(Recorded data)

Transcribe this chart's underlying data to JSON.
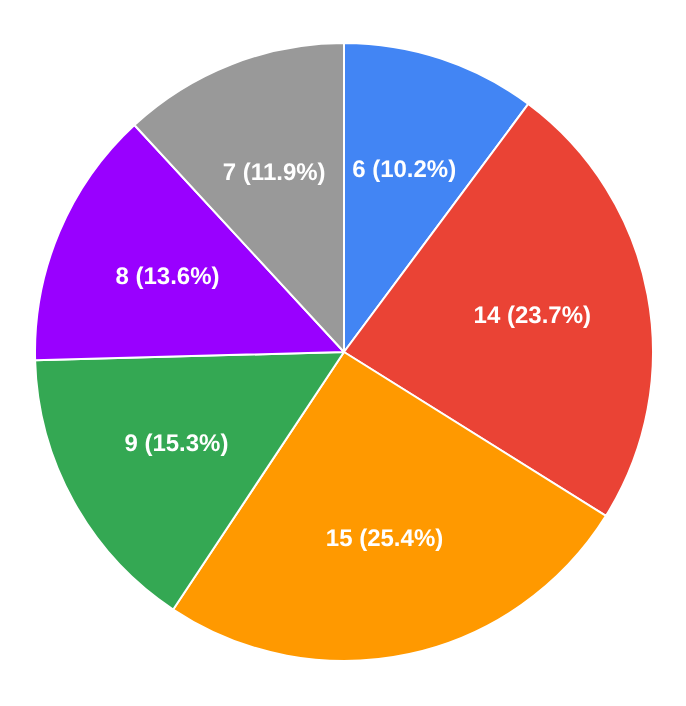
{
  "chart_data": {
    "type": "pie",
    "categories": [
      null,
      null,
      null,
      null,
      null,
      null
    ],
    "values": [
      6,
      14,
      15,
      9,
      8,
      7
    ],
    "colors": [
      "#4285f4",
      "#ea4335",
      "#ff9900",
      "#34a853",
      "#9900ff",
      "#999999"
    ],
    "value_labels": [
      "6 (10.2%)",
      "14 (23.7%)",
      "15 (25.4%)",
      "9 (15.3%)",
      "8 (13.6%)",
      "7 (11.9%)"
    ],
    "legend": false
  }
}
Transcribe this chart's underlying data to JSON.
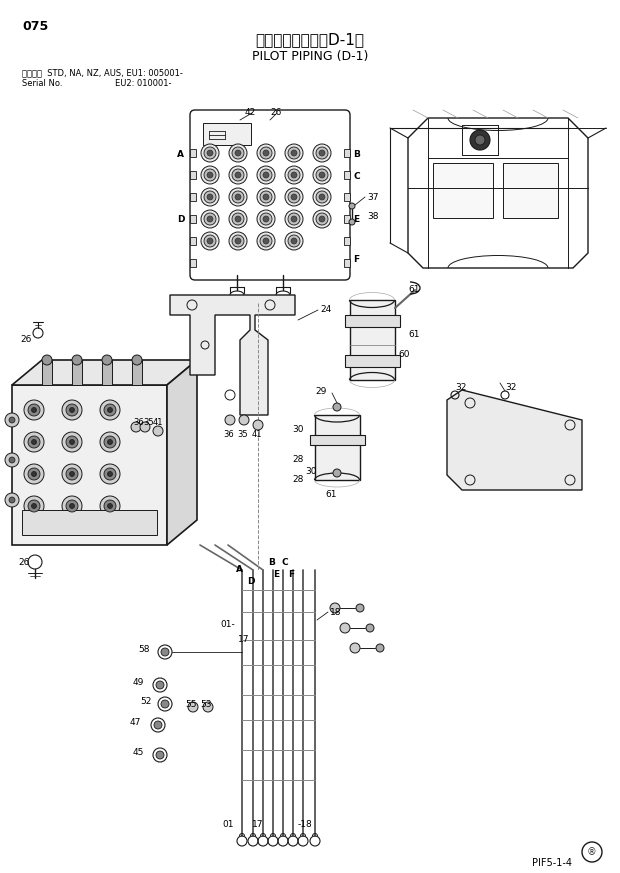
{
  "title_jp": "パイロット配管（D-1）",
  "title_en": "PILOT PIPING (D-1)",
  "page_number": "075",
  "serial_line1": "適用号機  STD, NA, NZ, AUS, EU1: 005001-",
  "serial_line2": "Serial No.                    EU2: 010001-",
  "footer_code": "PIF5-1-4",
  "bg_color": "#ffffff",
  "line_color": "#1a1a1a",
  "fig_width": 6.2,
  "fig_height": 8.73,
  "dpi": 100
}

• [Exercise details] Transcribe each line above verbatim, with the pictures left out.

• [Response]
Transcribe this chart's underlying data to JSON.
{
  "chart_data": {
    "type": "pie",
    "categories": [
      null,
      null,
      null,
      null,
      null,
      null
    ],
    "values": [
      6,
      14,
      15,
      9,
      8,
      7
    ],
    "colors": [
      "#4285f4",
      "#ea4335",
      "#ff9900",
      "#34a853",
      "#9900ff",
      "#999999"
    ],
    "value_labels": [
      "6 (10.2%)",
      "14 (23.7%)",
      "15 (25.4%)",
      "9 (15.3%)",
      "8 (13.6%)",
      "7 (11.9%)"
    ],
    "legend": false
  }
}
Transcribe this chart's underlying data to JSON.
{
  "title_jp": "パイロット配管（D-1）",
  "title_en": "PILOT PIPING (D-1)",
  "page_number": "075",
  "serial_line1": "適用号機  STD, NA, NZ, AUS, EU1: 005001-",
  "serial_line2": "Serial No.                    EU2: 010001-",
  "footer_code": "PIF5-1-4",
  "bg_color": "#ffffff",
  "line_color": "#1a1a1a",
  "fig_width": 6.2,
  "fig_height": 8.73,
  "dpi": 100
}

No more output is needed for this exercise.